▸ Required task: Identify every line in the records below that contains the word "apply", and reproduce each one.

_ _ _ _

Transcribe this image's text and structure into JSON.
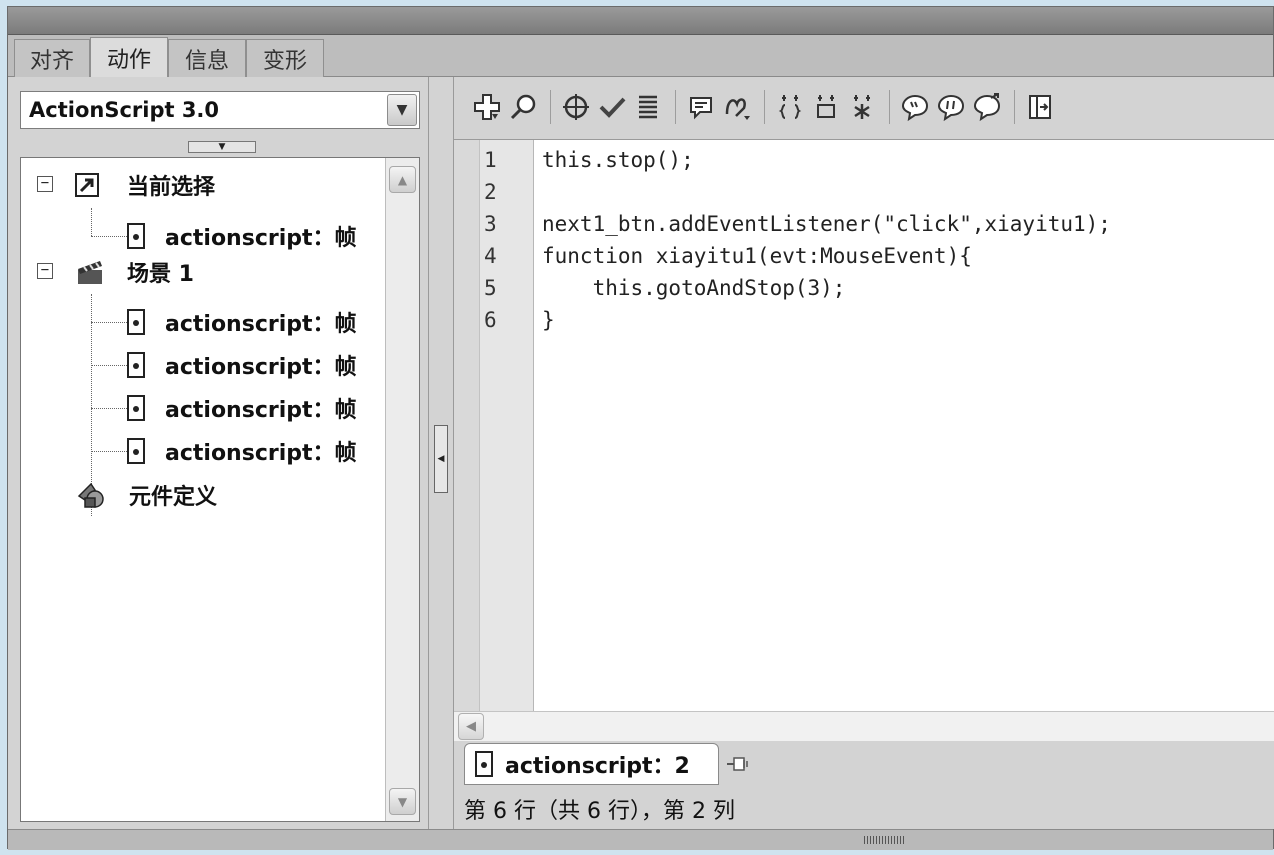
{
  "tabs": [
    {
      "label": "对齐",
      "active": false
    },
    {
      "label": "动作",
      "active": true
    },
    {
      "label": "信息",
      "active": false
    },
    {
      "label": "变形",
      "active": false
    }
  ],
  "language_select": {
    "value": "ActionScript 3.0"
  },
  "tree": {
    "current_selection": {
      "label": "当前选择",
      "icon": "arrow-cursor-icon",
      "items": [
        "actionscript：帧"
      ]
    },
    "scene": {
      "label": "场景 1",
      "icon": "clapperboard-icon",
      "items": [
        "actionscript：帧",
        "actionscript：帧",
        "actionscript：帧",
        "actionscript：帧"
      ]
    },
    "symbols": {
      "label": "元件定义",
      "icon": "symbols-icon"
    }
  },
  "toolbar": {
    "icons": [
      "add-statement-icon",
      "find-icon",
      "target-path-icon",
      "check-syntax-icon",
      "auto-format-icon",
      "code-hint-icon",
      "debug-options-icon",
      "collapse-between-braces-icon",
      "collapse-selection-icon",
      "expand-all-icon",
      "apply-block-comment-icon",
      "apply-line-comment-icon",
      "remove-comment-icon",
      "show-hide-toolbox-icon"
    ]
  },
  "editor": {
    "line_numbers": [
      "1",
      "2",
      "3",
      "4",
      "5",
      "6"
    ],
    "lines": [
      "this.stop();",
      "",
      "next1_btn.addEventListener(\"click\",xiayitu1);",
      "function xiayitu1(evt:MouseEvent){",
      "    this.gotoAndStop(3);",
      "}"
    ]
  },
  "script_tab": {
    "label": "actionscript：2"
  },
  "status_bar": {
    "text": "第 6 行（共 6 行），第 2 列"
  }
}
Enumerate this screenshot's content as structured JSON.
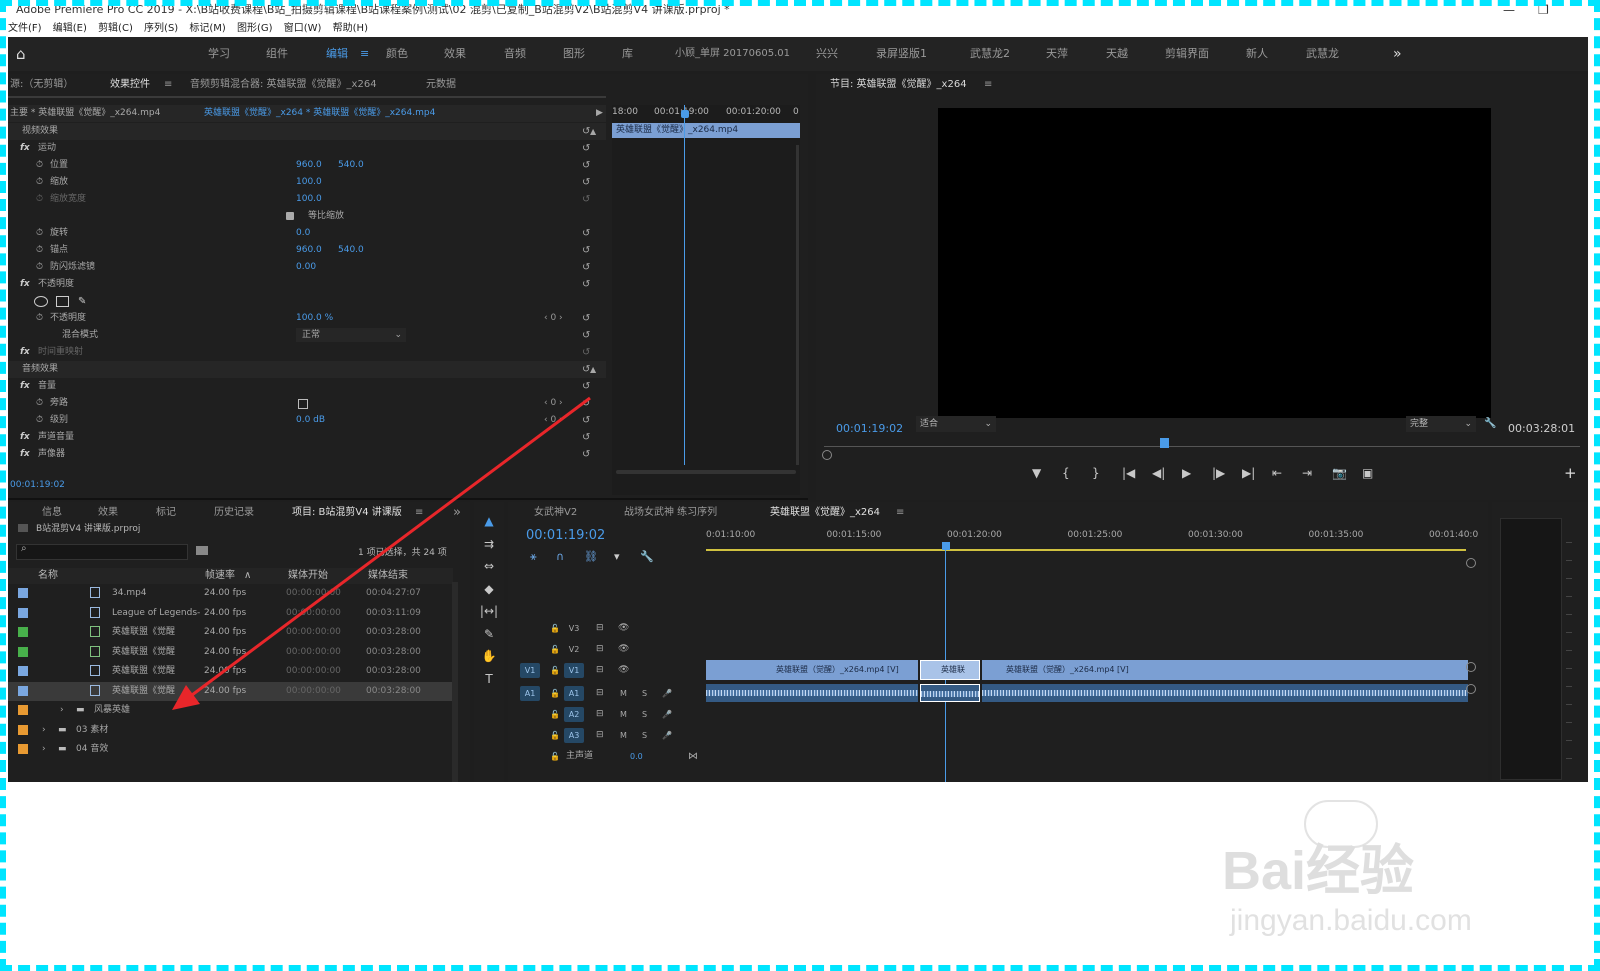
{
  "window": {
    "title": "Adobe Premiere Pro CC 2019 - X:\\B站收费课程\\B站_拍摄剪辑课程\\B站课程案例\\测试\\02 混剪\\已复制_B站混剪V2\\B站混剪V4 讲课版.prproj *",
    "min_glyph": "—",
    "max_glyph": "❐"
  },
  "menu": [
    "文件(F)",
    "编辑(E)",
    "剪辑(C)",
    "序列(S)",
    "标记(M)",
    "图形(G)",
    "窗口(W)",
    "帮助(H)"
  ],
  "workspaces": {
    "home_glyph": "⌂",
    "items": [
      "学习",
      "组件",
      "编辑",
      "颜色",
      "效果",
      "音频",
      "图形",
      "库",
      "小顾_单屏 20170605.01",
      "兴兴",
      "录屏竖版1",
      "武慧龙2",
      "天萍",
      "天越",
      "剪辑界面",
      "新人",
      "武慧龙"
    ],
    "active_marker": "≡",
    "more_glyph": "»"
  },
  "effect_controls": {
    "tabs": [
      "源:（无剪辑）",
      "效果控件",
      "音频剪辑混合器: 英雄联盟《觉醒》_x264",
      "元数据"
    ],
    "tab_menu": "≡",
    "master_label": "主要 * 英雄联盟《觉醒》_x264.mp4",
    "sequence_label": "英雄联盟《觉醒》_x264 * 英雄联盟《觉醒》_x264.mp4",
    "play_glyph": "▶",
    "video_effects_label": "视频效果",
    "fx_glyph": "fx",
    "motion_label": "运动",
    "position_label": "位置",
    "position_x": "960.0",
    "position_y": "540.0",
    "scale_label": "缩放",
    "scale_value": "100.0",
    "scale_width_label": "缩放宽度",
    "scale_width_value": "100.0",
    "uniform_label": "等比缩放",
    "rotation_label": "旋转",
    "rotation_value": "0.0",
    "anchor_label": "锚点",
    "anchor_x": "960.0",
    "anchor_y": "540.0",
    "flicker_label": "防闪烁滤镜",
    "flicker_value": "0.00",
    "opacity_section": "不透明度",
    "opacity_label": "不透明度",
    "opacity_value": "100.0 %",
    "blend_label": "混合模式",
    "blend_value": "正常",
    "time_remap_label": "时间重映射",
    "audio_effects_label": "音频效果",
    "volume_label": "音量",
    "bypass_label": "旁路",
    "level_label": "级别",
    "level_value": "0.0 dB",
    "keyframe_value": "0",
    "channel_volume_label": "声道音量",
    "panner_label": "声像器",
    "timecode": "00:01:19:02",
    "reset_glyph": "↺",
    "stopwatch_glyph": "⏱",
    "mini_ruler": [
      "18:00",
      "00:01:19:00",
      "00:01:20:00",
      "0"
    ],
    "mini_clip_label": "英雄联盟《觉醒》_x264.mp4"
  },
  "program": {
    "title": "节目: 英雄联盟《觉醒》_x264",
    "menu": "≡",
    "timecode": "00:01:19:02",
    "fit": "适合",
    "quality": "完整",
    "duration": "00:03:28:01",
    "wrench_glyph": "🔧",
    "add_glyph": "+",
    "controls": [
      "▼",
      "{",
      "}",
      "|◀",
      "◀|",
      "▶",
      "|▶",
      "▶|",
      "⇤",
      "⇥",
      "📷",
      "▣"
    ],
    "playhead_fraction": 0.45
  },
  "project": {
    "tabs": [
      "信息",
      "效果",
      "标记",
      "历史记录",
      "项目: B站混剪V4 讲课版"
    ],
    "tab_menu": "≡",
    "more_glyph": "»",
    "file_name": "B站混剪V4 讲课版.prproj",
    "selection_info": "1 项已选择，共 24 项",
    "columns": [
      "名称",
      "帧速率",
      "媒体开始",
      "媒体结束"
    ],
    "sort_glyph": "∧",
    "rows": [
      {
        "name": "34.mp4",
        "fps": "24.00 fps",
        "start": "00:00:00:00",
        "end": "00:04:27:07",
        "color": "#7aa7e0",
        "kind": "clip"
      },
      {
        "name": "League of Legends-",
        "fps": "24.00 fps",
        "start": "00:00:00:00",
        "end": "00:03:11:09",
        "color": "#7aa7e0",
        "kind": "clip"
      },
      {
        "name": "英雄联盟《觉醒",
        "fps": "24.00 fps",
        "start": "00:00:00:00",
        "end": "00:03:28:00",
        "color": "#48b04b",
        "kind": "seq"
      },
      {
        "name": "英雄联盟《觉醒",
        "fps": "24.00 fps",
        "start": "00:00:00:00",
        "end": "00:03:28:00",
        "color": "#48b04b",
        "kind": "seq"
      },
      {
        "name": "英雄联盟《觉醒",
        "fps": "24.00 fps",
        "start": "00:00:00:00",
        "end": "00:03:28:00",
        "color": "#7aa7e0",
        "kind": "clip"
      },
      {
        "name": "英雄联盟《觉醒",
        "fps": "24.00 fps",
        "start": "00:00:00:00",
        "end": "00:03:28:00",
        "color": "#7aa7e0",
        "kind": "clip"
      }
    ],
    "folders": [
      {
        "name": "风暴英雄",
        "color": "#e89a32"
      },
      {
        "name": "03 素材",
        "color": "#e89a32"
      },
      {
        "name": "04 音效",
        "color": "#e89a32"
      }
    ],
    "folder_glyph": "▬",
    "expand_glyph": "›"
  },
  "timeline": {
    "tabs": [
      "女武神V2",
      "战场女武神 练习序列",
      "英雄联盟《觉醒》_x264"
    ],
    "tab_menu": "≡",
    "timecode": "00:01:19:02",
    "ruler": [
      "0:01:10:00",
      "00:01:15:00",
      "00:01:20:00",
      "00:01:25:00",
      "00:01:30:00",
      "00:01:35:00",
      "00:01:40:0"
    ],
    "tracks": [
      "V3",
      "V2",
      "V1",
      "A1",
      "A2",
      "A3"
    ],
    "source_v": "V1",
    "source_a": "A1",
    "master_label": "主声道",
    "master_value": "0.0",
    "m_label": "M",
    "s_label": "S",
    "lock_glyph": "🔓",
    "eye_glyph": "👁",
    "mic_glyph": "🎤",
    "end_glyph": "⋈",
    "clip1_label": "英雄联盟（觉醒）_x264.mp4 [V]",
    "clip2_label": "英雄联",
    "clip3_label": "英雄联盟（觉醒）_x264.mp4 [V]",
    "tools": [
      "▲",
      "⇉",
      "⇔",
      "◆",
      "|↔|",
      "✎",
      "✋",
      "T"
    ]
  },
  "watermark": {
    "brand": "Bai经验",
    "domain": "jingyan.baidu.com"
  },
  "colors": {
    "accent": "#4a9be8",
    "clip_video": "#7b9fd3",
    "clip_audio": "#345a84",
    "annotation": "#e8262a",
    "border": "#00e5ff"
  }
}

_ _ _ _

▸ Output of the task:
      "apply-block-comment-icon",
      "apply-line-comment-icon",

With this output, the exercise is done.